-- begin Records to use --
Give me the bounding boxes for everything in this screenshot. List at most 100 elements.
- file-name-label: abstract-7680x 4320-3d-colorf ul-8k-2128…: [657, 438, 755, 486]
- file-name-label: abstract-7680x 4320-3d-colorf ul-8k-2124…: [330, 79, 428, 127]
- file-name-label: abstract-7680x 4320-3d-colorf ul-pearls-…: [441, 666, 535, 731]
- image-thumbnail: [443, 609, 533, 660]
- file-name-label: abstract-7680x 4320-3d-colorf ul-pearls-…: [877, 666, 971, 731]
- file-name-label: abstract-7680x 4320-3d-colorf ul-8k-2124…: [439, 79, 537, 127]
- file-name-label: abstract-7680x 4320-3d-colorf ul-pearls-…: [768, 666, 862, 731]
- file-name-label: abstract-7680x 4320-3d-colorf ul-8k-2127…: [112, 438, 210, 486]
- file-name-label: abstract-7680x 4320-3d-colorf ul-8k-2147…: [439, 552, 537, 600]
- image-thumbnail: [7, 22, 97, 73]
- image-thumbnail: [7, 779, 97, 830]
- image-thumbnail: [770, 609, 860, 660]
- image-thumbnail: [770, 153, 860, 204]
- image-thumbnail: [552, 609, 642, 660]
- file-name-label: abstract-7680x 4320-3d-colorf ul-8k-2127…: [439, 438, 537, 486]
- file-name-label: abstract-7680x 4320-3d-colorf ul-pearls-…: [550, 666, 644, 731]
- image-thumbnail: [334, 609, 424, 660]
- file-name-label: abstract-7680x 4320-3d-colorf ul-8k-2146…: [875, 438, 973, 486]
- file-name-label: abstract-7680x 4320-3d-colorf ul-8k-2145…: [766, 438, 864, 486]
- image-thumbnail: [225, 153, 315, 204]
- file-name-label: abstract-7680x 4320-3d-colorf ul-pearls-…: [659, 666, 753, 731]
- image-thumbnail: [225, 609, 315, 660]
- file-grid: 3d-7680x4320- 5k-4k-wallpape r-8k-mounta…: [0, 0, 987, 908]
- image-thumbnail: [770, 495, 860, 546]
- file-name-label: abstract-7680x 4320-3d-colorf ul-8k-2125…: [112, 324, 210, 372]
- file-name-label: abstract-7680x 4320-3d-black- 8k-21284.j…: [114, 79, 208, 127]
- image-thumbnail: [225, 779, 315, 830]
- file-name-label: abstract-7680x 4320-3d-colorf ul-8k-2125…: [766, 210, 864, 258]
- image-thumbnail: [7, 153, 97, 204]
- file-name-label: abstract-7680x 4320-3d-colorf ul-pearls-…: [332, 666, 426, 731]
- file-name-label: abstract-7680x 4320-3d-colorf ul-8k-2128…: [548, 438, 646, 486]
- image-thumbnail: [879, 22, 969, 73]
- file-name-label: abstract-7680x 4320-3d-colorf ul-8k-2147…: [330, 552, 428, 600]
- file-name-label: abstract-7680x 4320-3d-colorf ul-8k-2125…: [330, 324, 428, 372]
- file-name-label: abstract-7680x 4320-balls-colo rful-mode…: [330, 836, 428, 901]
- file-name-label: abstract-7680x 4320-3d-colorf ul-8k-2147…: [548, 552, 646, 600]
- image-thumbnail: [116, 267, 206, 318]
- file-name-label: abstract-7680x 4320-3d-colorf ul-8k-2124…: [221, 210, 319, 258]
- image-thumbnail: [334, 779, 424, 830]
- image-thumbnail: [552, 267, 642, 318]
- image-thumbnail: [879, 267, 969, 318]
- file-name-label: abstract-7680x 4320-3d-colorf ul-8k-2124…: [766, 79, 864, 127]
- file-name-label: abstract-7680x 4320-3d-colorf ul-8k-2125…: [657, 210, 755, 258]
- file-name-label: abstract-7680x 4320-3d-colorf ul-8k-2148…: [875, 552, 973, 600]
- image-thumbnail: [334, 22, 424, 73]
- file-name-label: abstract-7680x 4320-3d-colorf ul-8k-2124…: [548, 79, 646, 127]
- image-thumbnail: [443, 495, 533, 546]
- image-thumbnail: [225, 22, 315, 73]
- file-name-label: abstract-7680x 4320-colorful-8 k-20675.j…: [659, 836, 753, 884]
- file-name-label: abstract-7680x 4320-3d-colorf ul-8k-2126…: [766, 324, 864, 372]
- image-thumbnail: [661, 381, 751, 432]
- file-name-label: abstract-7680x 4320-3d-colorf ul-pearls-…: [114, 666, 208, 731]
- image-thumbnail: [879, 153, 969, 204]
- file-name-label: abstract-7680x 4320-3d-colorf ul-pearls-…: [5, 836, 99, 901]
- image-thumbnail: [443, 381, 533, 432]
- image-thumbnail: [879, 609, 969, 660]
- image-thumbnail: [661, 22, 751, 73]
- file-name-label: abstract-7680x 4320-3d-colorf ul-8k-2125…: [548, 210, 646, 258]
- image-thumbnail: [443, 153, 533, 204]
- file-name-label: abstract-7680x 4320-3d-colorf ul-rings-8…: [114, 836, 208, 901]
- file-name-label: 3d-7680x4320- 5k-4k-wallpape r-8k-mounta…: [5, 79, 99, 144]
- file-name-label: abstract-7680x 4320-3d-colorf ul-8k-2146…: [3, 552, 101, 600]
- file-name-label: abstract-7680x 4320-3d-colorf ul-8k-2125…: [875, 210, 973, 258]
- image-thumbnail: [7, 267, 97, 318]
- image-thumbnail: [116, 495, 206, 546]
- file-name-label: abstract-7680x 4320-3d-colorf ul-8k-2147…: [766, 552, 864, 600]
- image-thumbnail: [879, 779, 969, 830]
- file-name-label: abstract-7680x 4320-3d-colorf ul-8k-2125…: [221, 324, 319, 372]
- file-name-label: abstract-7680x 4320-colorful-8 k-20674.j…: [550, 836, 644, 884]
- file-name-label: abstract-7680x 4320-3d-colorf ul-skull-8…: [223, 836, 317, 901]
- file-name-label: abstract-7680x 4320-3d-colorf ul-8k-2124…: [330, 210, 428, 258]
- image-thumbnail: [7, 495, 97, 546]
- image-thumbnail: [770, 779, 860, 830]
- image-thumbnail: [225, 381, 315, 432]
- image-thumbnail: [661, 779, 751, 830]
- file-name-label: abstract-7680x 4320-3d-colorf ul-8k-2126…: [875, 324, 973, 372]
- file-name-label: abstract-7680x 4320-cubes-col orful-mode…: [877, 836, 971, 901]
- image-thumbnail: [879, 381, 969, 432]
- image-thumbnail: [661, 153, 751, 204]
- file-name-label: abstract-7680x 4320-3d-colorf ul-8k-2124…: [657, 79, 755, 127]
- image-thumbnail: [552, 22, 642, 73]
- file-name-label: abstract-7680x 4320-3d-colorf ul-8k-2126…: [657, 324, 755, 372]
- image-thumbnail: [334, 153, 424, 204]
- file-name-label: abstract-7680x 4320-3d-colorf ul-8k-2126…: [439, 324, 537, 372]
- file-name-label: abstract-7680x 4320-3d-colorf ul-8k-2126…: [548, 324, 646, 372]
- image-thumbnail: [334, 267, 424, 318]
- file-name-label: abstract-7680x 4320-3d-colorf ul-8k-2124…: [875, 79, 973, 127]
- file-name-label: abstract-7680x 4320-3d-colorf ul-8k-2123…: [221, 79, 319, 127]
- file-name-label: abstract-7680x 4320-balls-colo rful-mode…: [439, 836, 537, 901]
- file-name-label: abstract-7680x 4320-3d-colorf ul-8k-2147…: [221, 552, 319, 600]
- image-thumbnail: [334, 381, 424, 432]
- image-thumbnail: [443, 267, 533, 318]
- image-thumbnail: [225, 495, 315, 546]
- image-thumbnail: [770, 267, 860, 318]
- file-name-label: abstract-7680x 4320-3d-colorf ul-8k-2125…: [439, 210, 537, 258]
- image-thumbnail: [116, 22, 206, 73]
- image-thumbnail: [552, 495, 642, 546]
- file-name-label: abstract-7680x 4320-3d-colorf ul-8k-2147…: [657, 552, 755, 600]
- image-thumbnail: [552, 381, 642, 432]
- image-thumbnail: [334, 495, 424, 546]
-- end Records to use --
■ Challenge:
Copy the records above verbatim, from their first line through the line that contains "79, 428, 127]".

■ Exercise response:
Give me the bounding boxes for everything in this screenshot. List at most 100 elements.
- file-name-label: abstract-7680x 4320-3d-colorf ul-8k-2128…: [657, 438, 755, 486]
- file-name-label: abstract-7680x 4320-3d-colorf ul-8k-2124…: [330, 79, 428, 127]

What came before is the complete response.